WHAT THE TASK REQUIRES | Take every line that has the string "Fiches" and copy it out.

SOURCE RECORDS |
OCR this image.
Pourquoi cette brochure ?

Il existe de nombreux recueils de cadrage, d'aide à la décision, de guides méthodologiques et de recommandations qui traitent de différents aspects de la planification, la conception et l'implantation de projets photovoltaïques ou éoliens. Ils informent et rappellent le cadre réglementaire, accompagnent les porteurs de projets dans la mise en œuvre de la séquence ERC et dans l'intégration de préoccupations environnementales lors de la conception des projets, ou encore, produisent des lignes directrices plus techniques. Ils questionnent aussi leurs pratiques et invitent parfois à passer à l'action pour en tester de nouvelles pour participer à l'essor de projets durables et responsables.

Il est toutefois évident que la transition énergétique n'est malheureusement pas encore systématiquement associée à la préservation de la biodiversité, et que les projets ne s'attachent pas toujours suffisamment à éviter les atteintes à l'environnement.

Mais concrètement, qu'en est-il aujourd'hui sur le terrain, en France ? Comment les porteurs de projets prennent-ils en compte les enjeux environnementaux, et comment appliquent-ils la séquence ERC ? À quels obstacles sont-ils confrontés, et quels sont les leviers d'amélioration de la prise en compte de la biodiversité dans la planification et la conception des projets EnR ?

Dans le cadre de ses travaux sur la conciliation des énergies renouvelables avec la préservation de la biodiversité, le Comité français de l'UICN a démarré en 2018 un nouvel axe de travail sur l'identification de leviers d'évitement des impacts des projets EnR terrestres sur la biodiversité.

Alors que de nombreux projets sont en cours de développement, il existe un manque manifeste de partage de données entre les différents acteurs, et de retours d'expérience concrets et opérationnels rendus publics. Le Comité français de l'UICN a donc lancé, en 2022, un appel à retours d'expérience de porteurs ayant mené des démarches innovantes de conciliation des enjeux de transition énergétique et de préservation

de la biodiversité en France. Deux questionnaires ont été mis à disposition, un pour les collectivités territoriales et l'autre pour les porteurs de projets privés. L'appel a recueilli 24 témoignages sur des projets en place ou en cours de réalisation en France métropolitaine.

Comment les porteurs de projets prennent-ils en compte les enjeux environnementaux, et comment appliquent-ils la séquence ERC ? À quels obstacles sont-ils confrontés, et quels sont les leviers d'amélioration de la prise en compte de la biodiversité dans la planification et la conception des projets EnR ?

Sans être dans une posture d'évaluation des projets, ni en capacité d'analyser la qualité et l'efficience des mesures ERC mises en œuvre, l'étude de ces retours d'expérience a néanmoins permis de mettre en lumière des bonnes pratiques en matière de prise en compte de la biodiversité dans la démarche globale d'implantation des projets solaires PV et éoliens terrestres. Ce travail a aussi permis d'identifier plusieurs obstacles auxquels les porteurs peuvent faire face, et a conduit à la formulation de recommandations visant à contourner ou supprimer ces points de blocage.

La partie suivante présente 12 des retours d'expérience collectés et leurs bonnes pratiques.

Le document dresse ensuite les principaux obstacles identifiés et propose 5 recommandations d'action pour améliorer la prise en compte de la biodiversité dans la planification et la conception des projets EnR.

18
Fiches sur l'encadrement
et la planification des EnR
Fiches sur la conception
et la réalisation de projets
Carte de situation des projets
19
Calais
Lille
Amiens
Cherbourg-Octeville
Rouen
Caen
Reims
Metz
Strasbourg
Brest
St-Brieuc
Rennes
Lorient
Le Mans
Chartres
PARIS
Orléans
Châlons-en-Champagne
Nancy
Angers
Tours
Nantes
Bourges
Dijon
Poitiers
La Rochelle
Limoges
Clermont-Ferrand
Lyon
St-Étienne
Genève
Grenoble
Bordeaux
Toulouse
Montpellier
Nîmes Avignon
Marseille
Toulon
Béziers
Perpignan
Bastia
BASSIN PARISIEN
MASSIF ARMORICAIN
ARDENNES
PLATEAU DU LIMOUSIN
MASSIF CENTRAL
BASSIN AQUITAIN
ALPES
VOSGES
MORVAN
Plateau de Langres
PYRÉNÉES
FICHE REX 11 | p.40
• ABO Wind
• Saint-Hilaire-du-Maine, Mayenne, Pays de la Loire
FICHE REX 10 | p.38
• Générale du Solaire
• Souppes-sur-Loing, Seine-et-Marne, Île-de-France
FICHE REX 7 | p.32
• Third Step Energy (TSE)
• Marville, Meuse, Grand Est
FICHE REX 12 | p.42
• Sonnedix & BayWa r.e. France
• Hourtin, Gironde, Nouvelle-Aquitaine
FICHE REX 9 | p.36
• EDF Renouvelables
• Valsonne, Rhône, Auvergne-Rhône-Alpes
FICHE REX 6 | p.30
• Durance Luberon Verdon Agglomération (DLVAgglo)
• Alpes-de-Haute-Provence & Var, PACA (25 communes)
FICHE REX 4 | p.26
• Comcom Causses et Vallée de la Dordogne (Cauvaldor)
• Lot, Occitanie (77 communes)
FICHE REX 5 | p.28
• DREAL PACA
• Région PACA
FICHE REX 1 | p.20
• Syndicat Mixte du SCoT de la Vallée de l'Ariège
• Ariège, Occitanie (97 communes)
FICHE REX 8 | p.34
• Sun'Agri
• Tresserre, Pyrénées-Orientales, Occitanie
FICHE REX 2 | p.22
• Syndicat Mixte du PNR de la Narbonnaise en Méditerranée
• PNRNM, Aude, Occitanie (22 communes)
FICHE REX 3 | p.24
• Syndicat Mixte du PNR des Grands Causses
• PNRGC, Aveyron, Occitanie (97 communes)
---
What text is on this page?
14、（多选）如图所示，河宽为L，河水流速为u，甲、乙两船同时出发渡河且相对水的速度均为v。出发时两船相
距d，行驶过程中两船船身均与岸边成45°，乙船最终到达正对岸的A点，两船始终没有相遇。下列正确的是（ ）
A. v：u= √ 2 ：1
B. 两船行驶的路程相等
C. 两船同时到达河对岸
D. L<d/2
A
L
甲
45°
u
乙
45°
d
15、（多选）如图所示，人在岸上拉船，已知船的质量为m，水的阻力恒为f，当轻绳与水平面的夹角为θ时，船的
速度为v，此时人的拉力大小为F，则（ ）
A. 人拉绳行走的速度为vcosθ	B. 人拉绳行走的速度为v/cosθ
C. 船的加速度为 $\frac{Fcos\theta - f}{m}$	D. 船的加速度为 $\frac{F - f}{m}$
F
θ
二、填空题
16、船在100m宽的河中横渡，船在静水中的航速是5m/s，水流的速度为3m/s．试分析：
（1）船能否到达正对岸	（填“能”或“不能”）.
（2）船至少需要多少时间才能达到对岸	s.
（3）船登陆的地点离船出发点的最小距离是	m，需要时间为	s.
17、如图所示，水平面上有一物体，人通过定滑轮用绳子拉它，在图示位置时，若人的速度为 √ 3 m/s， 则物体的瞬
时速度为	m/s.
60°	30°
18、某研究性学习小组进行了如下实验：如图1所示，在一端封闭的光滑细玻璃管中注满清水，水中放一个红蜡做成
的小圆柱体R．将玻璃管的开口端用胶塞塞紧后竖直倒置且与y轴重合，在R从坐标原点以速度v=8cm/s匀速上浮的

EXERCISE SOLUTION |
Fiches sur l'encadrement
Fiches sur la conception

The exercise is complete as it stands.